## OBJECTIVE:
Note how many lines contain "attendees" and give that number, with nothing else.

───── EXCERPTED DATA

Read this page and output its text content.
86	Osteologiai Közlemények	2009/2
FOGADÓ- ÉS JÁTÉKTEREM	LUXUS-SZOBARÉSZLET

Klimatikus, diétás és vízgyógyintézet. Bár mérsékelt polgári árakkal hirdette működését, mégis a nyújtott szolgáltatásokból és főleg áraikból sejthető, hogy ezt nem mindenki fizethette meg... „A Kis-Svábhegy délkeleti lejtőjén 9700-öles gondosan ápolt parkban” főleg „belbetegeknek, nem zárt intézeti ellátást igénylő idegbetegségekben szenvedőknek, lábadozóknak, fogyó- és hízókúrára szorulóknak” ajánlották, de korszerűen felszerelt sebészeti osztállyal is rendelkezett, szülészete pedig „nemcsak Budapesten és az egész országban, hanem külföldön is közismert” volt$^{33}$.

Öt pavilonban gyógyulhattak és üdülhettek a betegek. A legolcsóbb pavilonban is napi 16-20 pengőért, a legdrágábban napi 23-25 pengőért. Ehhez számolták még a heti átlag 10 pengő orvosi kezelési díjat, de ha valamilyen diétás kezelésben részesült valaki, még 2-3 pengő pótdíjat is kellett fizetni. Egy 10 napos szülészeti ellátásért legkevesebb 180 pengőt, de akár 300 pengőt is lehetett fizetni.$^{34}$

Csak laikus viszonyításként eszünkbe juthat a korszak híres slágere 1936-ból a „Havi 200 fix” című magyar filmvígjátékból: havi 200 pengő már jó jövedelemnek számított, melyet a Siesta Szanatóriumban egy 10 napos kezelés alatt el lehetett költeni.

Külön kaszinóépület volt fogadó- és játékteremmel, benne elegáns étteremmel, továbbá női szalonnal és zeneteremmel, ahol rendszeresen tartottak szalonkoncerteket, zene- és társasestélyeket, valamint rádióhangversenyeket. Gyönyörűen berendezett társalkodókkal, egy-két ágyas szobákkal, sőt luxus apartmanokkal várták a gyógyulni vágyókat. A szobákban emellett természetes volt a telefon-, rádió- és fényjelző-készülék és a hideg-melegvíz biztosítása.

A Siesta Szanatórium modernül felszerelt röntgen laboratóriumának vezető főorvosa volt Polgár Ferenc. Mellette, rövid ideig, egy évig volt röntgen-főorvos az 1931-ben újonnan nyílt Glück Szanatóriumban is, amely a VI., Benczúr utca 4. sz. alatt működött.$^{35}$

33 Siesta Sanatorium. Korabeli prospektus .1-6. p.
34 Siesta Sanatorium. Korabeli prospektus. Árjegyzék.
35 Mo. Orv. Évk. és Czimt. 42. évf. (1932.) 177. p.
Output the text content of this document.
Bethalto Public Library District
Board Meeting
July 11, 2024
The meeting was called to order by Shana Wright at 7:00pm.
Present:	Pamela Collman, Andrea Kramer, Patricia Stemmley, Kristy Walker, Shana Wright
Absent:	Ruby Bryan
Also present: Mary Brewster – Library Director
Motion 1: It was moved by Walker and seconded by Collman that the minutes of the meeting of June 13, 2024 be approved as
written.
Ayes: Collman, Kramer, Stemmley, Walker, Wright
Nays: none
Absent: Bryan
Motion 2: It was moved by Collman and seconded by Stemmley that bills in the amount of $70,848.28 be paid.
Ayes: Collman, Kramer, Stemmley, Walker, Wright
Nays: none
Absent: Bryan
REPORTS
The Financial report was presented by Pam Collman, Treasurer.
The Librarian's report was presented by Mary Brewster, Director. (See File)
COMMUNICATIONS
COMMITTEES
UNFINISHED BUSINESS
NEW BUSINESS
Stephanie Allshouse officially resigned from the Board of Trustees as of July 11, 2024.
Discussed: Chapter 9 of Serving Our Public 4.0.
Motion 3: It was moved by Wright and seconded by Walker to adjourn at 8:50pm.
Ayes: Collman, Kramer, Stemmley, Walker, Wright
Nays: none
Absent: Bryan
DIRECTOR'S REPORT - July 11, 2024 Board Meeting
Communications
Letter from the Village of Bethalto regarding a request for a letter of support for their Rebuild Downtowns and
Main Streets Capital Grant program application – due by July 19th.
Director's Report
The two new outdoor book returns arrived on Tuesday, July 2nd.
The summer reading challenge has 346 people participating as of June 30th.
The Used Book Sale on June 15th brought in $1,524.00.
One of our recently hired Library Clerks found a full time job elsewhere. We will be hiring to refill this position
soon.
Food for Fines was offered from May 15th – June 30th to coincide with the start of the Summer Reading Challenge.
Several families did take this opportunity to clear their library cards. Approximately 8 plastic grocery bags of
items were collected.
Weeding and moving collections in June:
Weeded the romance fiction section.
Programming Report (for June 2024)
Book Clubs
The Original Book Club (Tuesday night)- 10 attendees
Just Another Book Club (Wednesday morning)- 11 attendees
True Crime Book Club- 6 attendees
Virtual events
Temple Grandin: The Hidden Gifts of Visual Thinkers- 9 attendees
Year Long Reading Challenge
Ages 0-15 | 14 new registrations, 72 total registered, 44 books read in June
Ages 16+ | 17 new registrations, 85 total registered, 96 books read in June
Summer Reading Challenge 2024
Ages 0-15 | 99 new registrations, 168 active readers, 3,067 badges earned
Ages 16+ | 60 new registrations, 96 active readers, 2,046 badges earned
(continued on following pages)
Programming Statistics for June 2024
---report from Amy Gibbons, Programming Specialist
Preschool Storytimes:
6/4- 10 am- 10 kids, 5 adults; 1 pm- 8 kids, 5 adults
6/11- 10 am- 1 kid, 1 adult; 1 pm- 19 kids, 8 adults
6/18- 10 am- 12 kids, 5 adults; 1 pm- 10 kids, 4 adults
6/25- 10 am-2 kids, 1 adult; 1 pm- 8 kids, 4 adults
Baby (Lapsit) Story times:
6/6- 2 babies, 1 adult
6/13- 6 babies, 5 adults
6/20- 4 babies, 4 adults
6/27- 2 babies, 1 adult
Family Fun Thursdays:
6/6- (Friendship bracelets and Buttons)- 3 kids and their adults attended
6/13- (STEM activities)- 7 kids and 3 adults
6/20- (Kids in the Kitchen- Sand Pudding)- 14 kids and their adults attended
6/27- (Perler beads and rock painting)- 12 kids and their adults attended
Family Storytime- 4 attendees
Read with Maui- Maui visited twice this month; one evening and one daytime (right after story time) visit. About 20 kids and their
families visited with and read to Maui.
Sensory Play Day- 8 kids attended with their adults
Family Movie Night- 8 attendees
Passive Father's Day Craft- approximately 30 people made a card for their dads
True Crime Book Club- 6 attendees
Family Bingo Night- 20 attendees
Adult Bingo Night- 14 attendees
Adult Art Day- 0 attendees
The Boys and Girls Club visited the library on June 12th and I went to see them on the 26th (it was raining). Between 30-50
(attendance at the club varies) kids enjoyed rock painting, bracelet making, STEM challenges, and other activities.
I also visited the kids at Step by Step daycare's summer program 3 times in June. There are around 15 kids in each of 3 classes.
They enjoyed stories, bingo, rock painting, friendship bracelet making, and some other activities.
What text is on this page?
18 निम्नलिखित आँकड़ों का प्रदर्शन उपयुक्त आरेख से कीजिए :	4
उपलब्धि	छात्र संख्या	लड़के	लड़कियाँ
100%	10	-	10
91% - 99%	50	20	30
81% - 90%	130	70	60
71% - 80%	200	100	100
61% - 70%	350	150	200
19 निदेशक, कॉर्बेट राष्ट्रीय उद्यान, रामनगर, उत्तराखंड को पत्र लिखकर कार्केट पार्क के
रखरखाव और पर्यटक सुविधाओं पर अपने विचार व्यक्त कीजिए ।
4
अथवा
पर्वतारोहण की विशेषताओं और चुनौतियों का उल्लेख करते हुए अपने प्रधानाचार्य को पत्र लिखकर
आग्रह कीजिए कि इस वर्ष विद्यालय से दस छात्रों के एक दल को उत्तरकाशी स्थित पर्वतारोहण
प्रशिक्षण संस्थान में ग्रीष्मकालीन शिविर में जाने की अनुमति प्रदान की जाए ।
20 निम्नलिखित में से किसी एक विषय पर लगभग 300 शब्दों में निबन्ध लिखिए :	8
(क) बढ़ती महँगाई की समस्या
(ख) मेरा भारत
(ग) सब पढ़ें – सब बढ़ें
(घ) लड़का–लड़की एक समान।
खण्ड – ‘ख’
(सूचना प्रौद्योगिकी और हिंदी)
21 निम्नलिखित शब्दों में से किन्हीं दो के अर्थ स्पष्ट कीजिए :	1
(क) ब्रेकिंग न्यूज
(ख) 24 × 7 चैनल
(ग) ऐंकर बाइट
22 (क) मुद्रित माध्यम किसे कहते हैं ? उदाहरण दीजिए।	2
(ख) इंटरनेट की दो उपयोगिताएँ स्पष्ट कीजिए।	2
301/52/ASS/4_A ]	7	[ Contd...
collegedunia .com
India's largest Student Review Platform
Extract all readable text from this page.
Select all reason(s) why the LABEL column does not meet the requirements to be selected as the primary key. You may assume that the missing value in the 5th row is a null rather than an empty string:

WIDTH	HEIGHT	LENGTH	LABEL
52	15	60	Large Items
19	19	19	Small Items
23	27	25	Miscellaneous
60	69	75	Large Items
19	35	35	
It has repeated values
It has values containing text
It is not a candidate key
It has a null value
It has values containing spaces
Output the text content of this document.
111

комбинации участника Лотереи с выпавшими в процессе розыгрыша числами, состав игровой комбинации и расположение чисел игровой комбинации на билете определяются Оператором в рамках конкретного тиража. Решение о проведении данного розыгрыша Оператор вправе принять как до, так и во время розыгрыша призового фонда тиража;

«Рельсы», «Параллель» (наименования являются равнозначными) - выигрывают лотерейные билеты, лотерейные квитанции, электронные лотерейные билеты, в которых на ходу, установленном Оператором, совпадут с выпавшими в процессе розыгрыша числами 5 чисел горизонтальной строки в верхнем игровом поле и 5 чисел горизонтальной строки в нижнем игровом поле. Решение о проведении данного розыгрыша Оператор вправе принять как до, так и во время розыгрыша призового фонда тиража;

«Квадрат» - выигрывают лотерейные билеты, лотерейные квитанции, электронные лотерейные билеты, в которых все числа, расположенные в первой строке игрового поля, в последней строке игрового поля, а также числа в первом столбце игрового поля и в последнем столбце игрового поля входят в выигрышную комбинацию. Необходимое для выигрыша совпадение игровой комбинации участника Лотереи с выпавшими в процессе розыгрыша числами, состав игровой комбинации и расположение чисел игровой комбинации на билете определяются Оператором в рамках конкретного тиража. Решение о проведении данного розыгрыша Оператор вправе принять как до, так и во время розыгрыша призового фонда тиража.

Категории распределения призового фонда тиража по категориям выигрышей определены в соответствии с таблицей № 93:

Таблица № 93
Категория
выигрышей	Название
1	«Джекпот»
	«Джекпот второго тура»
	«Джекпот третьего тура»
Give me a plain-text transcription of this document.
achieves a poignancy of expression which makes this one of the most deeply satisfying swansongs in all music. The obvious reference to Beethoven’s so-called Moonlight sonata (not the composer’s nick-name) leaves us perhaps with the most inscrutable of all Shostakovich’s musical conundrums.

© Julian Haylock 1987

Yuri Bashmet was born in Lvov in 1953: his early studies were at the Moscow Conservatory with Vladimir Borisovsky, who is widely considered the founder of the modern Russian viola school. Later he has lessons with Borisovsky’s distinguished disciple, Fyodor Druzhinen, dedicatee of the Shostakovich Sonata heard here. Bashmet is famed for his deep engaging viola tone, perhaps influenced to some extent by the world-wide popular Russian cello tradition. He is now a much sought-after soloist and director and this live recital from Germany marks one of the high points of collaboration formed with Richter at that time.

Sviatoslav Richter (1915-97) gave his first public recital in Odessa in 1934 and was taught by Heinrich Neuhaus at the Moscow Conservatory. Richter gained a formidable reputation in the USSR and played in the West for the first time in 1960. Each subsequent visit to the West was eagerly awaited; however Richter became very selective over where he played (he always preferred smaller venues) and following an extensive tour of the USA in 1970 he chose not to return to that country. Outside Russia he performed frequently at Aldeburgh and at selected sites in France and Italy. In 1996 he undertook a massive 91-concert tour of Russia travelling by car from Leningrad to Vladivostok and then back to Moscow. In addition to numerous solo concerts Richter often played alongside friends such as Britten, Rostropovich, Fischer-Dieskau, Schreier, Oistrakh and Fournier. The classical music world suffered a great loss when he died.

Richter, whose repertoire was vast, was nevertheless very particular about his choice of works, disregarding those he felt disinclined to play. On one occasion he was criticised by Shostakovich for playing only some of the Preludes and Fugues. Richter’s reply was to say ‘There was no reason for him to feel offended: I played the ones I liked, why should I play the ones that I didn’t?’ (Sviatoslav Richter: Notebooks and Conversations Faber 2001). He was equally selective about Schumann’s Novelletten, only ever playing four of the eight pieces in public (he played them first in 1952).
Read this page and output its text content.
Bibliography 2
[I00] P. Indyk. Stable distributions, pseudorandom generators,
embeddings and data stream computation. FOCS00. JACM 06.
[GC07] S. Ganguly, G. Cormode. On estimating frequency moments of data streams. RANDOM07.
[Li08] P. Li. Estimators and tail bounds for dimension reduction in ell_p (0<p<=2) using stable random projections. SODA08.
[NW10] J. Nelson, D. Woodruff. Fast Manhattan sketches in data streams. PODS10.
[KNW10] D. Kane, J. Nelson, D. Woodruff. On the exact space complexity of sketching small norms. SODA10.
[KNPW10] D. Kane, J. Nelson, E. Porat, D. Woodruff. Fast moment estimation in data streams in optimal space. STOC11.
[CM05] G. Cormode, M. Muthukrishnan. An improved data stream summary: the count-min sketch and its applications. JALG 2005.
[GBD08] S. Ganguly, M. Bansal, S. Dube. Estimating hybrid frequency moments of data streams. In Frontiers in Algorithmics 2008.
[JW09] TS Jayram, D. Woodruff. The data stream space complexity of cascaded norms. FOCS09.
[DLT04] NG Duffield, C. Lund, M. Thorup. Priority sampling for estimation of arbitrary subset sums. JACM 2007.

──────────

## ANSWER TO THIS EXERCISE:
10